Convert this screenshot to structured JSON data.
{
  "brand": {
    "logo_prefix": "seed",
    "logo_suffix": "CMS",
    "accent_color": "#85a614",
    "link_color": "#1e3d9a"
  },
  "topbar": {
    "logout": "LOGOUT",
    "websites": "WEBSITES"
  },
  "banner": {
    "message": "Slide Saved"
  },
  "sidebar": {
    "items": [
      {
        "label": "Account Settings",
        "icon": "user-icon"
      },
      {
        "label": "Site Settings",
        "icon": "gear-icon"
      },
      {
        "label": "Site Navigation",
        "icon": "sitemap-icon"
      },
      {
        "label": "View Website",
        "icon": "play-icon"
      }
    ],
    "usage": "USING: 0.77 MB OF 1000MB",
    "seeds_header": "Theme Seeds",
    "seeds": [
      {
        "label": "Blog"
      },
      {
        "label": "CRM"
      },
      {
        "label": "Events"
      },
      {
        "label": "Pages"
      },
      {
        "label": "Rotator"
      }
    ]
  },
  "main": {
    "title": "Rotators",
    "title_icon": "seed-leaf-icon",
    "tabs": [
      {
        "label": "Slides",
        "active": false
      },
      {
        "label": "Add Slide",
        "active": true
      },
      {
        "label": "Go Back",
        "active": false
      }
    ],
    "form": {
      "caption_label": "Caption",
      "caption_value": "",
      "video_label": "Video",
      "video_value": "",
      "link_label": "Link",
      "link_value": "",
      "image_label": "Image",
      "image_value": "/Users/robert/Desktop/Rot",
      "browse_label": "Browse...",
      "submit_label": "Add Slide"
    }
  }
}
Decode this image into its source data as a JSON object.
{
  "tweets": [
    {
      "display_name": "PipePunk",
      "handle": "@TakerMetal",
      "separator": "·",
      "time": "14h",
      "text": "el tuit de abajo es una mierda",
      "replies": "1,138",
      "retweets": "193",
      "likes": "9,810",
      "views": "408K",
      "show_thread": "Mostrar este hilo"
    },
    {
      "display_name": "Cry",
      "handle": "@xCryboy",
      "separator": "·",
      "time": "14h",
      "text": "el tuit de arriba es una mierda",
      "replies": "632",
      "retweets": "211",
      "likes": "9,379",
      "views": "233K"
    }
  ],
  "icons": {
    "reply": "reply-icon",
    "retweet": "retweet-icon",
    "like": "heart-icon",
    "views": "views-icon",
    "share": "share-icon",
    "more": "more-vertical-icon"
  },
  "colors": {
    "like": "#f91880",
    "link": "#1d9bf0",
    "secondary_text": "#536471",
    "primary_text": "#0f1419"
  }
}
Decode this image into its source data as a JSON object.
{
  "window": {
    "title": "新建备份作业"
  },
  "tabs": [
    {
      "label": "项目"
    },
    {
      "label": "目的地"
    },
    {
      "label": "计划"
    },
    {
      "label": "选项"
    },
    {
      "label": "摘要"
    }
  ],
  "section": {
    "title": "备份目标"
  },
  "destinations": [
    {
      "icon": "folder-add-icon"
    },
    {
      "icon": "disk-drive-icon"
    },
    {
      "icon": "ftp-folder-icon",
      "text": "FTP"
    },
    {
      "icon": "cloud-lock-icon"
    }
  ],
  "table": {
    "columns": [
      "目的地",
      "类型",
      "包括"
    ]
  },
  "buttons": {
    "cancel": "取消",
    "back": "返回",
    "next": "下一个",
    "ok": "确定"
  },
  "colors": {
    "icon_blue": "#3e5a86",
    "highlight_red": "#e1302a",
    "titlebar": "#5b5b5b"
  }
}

────────────────

* _The task_: Retype the entries one by one, exactly.

* _Result of the task_:
Convert this screenshot to structured JSON data.
{
  "brand": {
    "logo_prefix": "seed",
    "logo_suffix": "CMS",
    "accent_color": "#85a614",
    "link_color": "#1e3d9a"
  },
  "topbar": {
    "logout": "LOGOUT",
    "websites": "WEBSITES"
  },
  "banner": {
    "message": "Slide Saved"
  },
  "sidebar": {
    "items": [
      {
        "label": "Account Settings",
        "icon": "user-icon"
      },
      {
        "label": "Site Settings",
        "icon": "gear-icon"
      },
      {
        "label": "Site Navigation",
        "icon": "sitemap-icon"
      },
      {
        "label": "View Website",
        "icon": "play-icon"
      }
    ],
    "usage": "USING: 0.77 MB OF 1000MB",
    "seeds_header": "Theme Seeds",
    "seeds": [
      {
        "label": "Blog"
      },
      {
        "label": "CRM"
      },
      {
        "label": "Events"
      },
      {
        "label": "Pages"
      },
      {
        "label": "Rotator"
      }
    ]
  },
  "main": {
    "title": "Rotators",
    "title_icon": "seed-leaf-icon",
    "tabs": [
      {
        "label": "Slides",
        "active": false
      },
      {
        "label": "Add Slide",
        "active": true
      },
      {
        "label": "Go Back",
        "active": false
      }
    ],
    "form": {
      "caption_label": "Caption",
      "caption_value": "",
      "video_label": "Video",
      "video_value": "",
      "link_label": "Link",
      "link_value": "",
      "image_label": "Image",
      "image_value": "/Users/robert/Desktop/Rot",
      "browse_label": "Browse...",
      "submit_label": "Add Slide"
    }
  }
}
Decode this image into its source data as a JSON object.
{
  "tweets": [
    {
      "display_name": "PipePunk",
      "handle": "@TakerMetal",
      "separator": "·",
      "time": "14h",
      "text": "el tuit de abajo es una mierda",
      "replies": "1,138",
      "retweets": "193",
      "likes": "9,810",
      "views": "408K",
      "show_thread": "Mostrar este hilo"
    },
    {
      "display_name": "Cry",
      "handle": "@xCryboy",
      "separator": "·",
      "time": "14h",
      "text": "el tuit de arriba es una mierda",
      "replies": "632",
      "retweets": "211",
      "likes": "9,379",
      "views": "233K"
    }
  ],
  "icons": {
    "reply": "reply-icon",
    "retweet": "retweet-icon",
    "like": "heart-icon",
    "views": "views-icon",
    "share": "share-icon",
    "more": "more-vertical-icon"
  },
  "colors": {
    "like": "#f91880",
    "link": "#1d9bf0",
    "secondary_text": "#536471",
    "primary_text": "#0f1419"
  }
}
Decode this image into its source data as a JSON object.
{
  "window": {
    "title": "新建备份作业"
  },
  "tabs": [
    {
      "label": "项目"
    },
    {
      "label": "目的地"
    },
    {
      "label": "计划"
    },
    {
      "label": "选项"
    },
    {
      "label": "摘要"
    }
  ],
  "section": {
    "title": "备份目标"
  },
  "destinations": [
    {
      "icon": "folder-add-icon"
    },
    {
      "icon": "disk-drive-icon"
    },
    {
      "icon": "ftp-folder-icon",
      "text": "FTP"
    },
    {
      "icon": "cloud-lock-icon"
    }
  ],
  "table": {
    "columns": [
      "目的地",
      "类型",
      "包括"
    ]
  },
  "buttons": {
    "cancel": "取消",
    "back": "返回",
    "next": "下一个",
    "ok": "确定"
  },
  "colors": {
    "icon_blue": "#3e5a86",
    "highlight_red": "#e1302a",
    "titlebar": "#5b5b5b"
  }
}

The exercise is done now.